_INPUT MATERIAL_
=======

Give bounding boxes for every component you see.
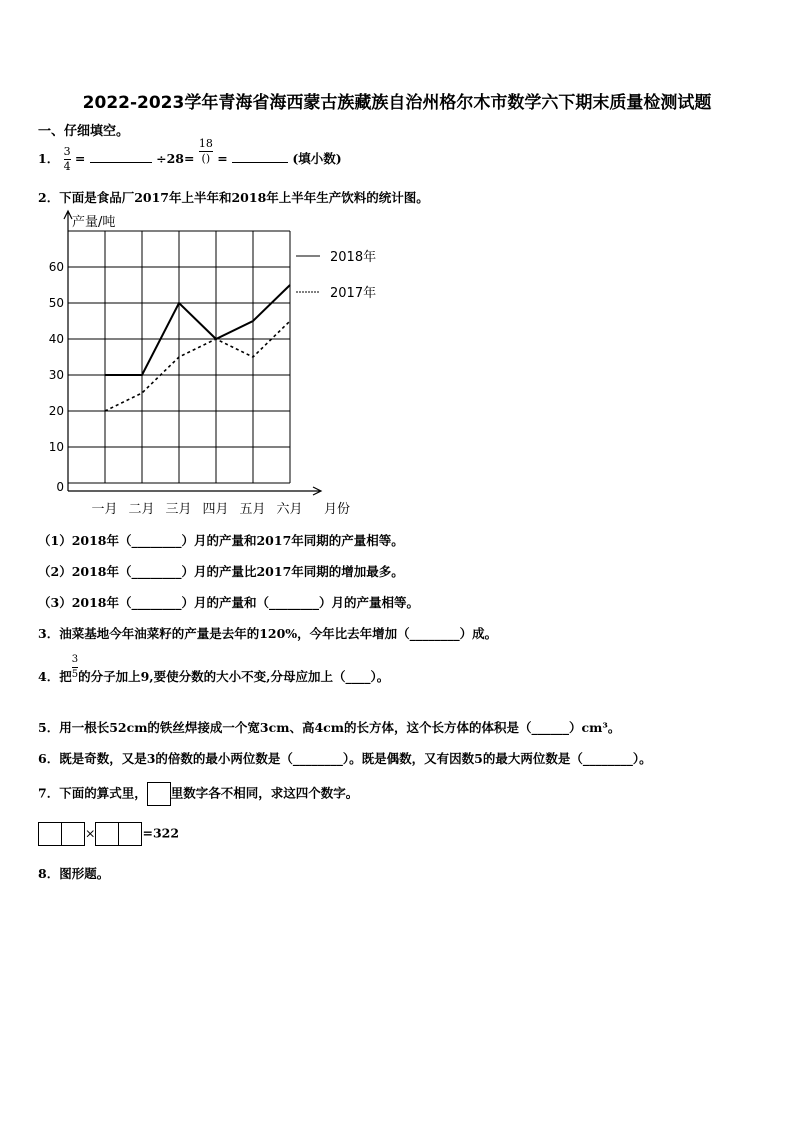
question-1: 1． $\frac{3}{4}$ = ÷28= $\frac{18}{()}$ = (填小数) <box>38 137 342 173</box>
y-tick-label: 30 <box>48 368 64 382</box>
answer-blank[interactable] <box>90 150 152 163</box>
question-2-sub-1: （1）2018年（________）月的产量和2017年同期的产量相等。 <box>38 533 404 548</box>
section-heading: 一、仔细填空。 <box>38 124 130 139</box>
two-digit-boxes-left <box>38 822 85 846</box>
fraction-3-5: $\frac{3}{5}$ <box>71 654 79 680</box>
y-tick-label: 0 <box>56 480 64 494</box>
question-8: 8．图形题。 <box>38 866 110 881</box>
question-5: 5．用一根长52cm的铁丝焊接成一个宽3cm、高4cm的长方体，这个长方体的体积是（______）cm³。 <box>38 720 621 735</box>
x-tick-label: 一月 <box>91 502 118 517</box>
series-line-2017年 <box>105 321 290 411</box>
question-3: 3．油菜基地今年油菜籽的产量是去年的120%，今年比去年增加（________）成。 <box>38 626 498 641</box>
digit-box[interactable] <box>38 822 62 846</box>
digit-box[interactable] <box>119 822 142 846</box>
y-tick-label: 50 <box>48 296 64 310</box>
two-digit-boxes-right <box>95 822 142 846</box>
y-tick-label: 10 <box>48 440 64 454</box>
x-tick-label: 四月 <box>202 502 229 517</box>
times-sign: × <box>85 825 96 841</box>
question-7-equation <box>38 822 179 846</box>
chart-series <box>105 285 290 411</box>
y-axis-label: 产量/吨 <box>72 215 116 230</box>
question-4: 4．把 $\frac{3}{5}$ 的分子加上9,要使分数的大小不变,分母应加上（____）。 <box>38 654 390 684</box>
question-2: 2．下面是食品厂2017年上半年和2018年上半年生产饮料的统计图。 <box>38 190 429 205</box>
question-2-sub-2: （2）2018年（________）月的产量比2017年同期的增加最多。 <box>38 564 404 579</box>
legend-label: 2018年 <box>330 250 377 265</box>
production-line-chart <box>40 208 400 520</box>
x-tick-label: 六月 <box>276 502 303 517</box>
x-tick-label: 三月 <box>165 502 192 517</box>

=======

_STATED GOAL_
Quote the listing above from the line containing "137 342 173</box>" to the line containing "x-tick-label: 四月 <box>202 502 229 517</box>", both lines included.

_TASK SOLUTION_
question-1: 1． $\frac{3}{4}$ = ÷28= $\frac{18}{()}$ = (填小数) <box>38 137 342 173</box>
y-tick-label: 30 <box>48 368 64 382</box>
answer-blank[interactable] <box>90 150 152 163</box>
question-2-sub-1: （1）2018年（________）月的产量和2017年同期的产量相等。 <box>38 533 404 548</box>
section-heading: 一、仔细填空。 <box>38 124 130 139</box>
two-digit-boxes-left <box>38 822 85 846</box>
fraction-3-5: $\frac{3}{5}$ <box>71 654 79 680</box>
y-tick-label: 0 <box>56 480 64 494</box>
question-8: 8．图形题。 <box>38 866 110 881</box>
question-5: 5．用一根长52cm的铁丝焊接成一个宽3cm、高4cm的长方体，这个长方体的体积是（______）cm³。 <box>38 720 621 735</box>
x-tick-label: 一月 <box>91 502 118 517</box>
series-line-2017年 <box>105 321 290 411</box>
question-3: 3．油菜基地今年油菜籽的产量是去年的120%，今年比去年增加（________）成。 <box>38 626 498 641</box>
digit-box[interactable] <box>38 822 62 846</box>
digit-box[interactable] <box>119 822 142 846</box>
y-tick-label: 50 <box>48 296 64 310</box>
two-digit-boxes-right <box>95 822 142 846</box>
y-tick-label: 10 <box>48 440 64 454</box>
x-tick-label: 四月 <box>202 502 229 517</box>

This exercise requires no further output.